■ OBJECTIVE: Convert the rows starting at the one containing "chat-icon [481,615,503,637]" and ending at the one containing "reactions-icon [697,615,719,637]" into a Markdown table with the columns Row and Entry. Number each row in Row, put its full line in Entry, and omit blank lines.

■ DATA IN THIS EXERCISE:
************
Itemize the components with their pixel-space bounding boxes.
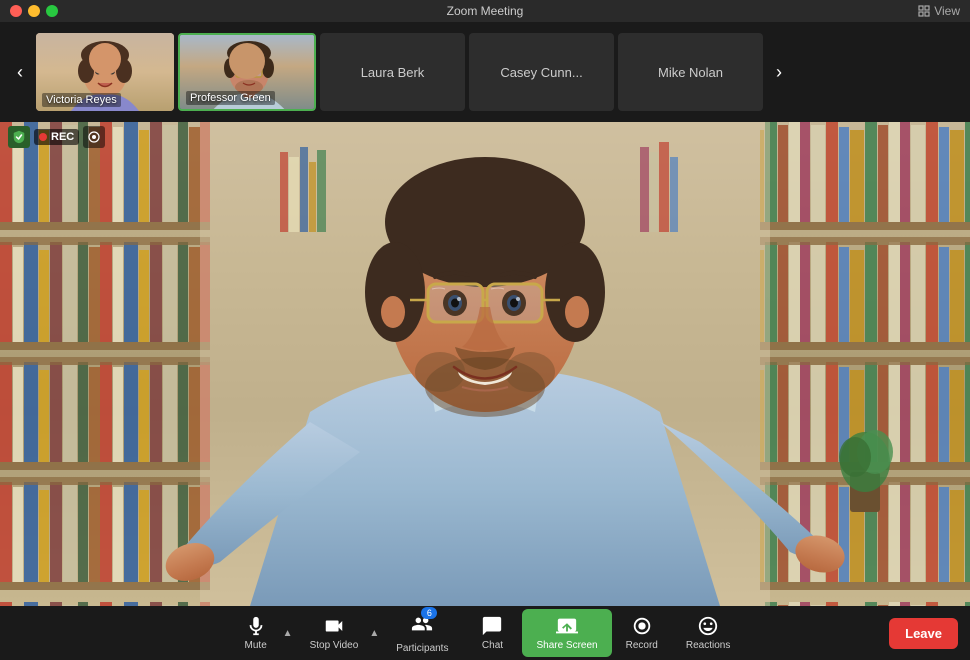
chat-icon [481,615,503,637]
view-label: View [934,4,960,18]
minimize-button[interactable] [28,5,40,17]
stop-video-button[interactable]: Stop Video [296,611,373,655]
leave-area: Leave [889,618,958,649]
rec-badge: REC [34,129,79,145]
close-button[interactable] [10,5,22,17]
participant-thumb-mike[interactable]: Mike Nolan [618,33,763,111]
main-video [0,122,970,606]
rec-label: REC [51,131,74,143]
chat-button[interactable]: Chat [462,611,522,655]
laura-name-label: Laura Berk [361,65,425,80]
reactions-icon [697,615,719,637]
toolbar: Mute ▲ Stop Video ▲ 6 Participants Chat [0,606,970,660]
share-screen-button[interactable]: Share Screen [522,609,611,657]
participant-thumb-casey[interactable]: Casey Cunn... [469,33,614,111]
record-icon [631,615,653,637]
casey-name-label: Casey Cunn... [500,65,582,80]
participant-thumb-professor-green[interactable]: Professor Green [178,33,316,111]
video-icon [323,615,345,637]
chat-label: Chat [482,640,503,651]
next-arrow[interactable]: › [767,42,791,102]
status-bar: REC [8,126,105,148]
view-icon [918,5,930,17]
participant-thumb-laura[interactable]: Laura Berk [320,33,465,111]
mute-label: Mute [245,640,267,651]
participant-thumb-victoria[interactable]: Victoria Reyes [36,33,174,111]
rec-dot [39,133,47,141]
mute-button[interactable]: Mute [226,611,286,655]
shield-icon [8,126,30,148]
reactions-label: Reactions [686,640,730,651]
reactions-button[interactable]: Reactions [672,611,744,655]
window-title: Zoom Meeting [447,4,524,18]
share-screen-label: Share Screen [536,640,597,651]
leave-button[interactable]: Leave [889,618,958,649]
participants-button[interactable]: 6 Participants [382,609,462,658]
window-controls [0,5,58,17]
stop-video-label: Stop Video [310,640,359,651]
stop-video-group: Stop Video ▲ [296,611,383,655]
camera-icon [83,126,105,148]
main-speaker-svg [0,122,970,606]
mic-icon [245,615,267,637]
mute-arrow[interactable]: ▲ [280,628,296,639]
participants-label: Participants [396,643,448,654]
participant-strip: ‹ [0,22,970,122]
mute-group: Mute ▲ [226,611,296,655]
video-arrow[interactable]: ▲ [366,628,382,639]
prev-arrow[interactable]: ‹ [8,42,32,102]
victoria-name-label: Victoria Reyes [42,93,121,107]
maximize-button[interactable] [46,5,58,17]
title-bar: Zoom Meeting View [0,0,970,22]
participants-count: 6 [421,607,437,619]
view-button[interactable]: View [918,4,970,18]
record-label: Record [626,640,658,651]
record-button[interactable]: Record [612,611,672,655]
professor-green-name-label: Professor Green [186,91,275,105]
mike-name-label: Mike Nolan [658,65,723,80]
share-screen-icon [556,615,578,637]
************
■ WRITTEN ANSWER:
| Row | Entry |
|---|---|
| 1 | chat-icon [481,615,503,637] |
| 2 | view-label: View [934,4,960,18] |
| 3 | minimize-button[interactable] [28,5,40,17] |
| 4 | stop-video-button[interactable]: Stop Video [296,611,373,655] |
| 5 | leave-area: Leave [889,618,958,649] |
| 6 | rec-badge: REC [34,129,79,145] |
| 7 | close-button[interactable] [10,5,22,17] |
| 8 | participant-thumb-mike[interactable]: Mike Nolan [618,33,763,111] |
| 9 | main-video [0,122,970,606] |
| 10 | rec-label: REC [51,131,74,143] |
| 11 | chat-button[interactable]: Chat [462,611,522,655] |
| 12 | laura-name-label: Laura Berk [361,65,425,80] |
| 13 | reactions-icon [697,615,719,637] |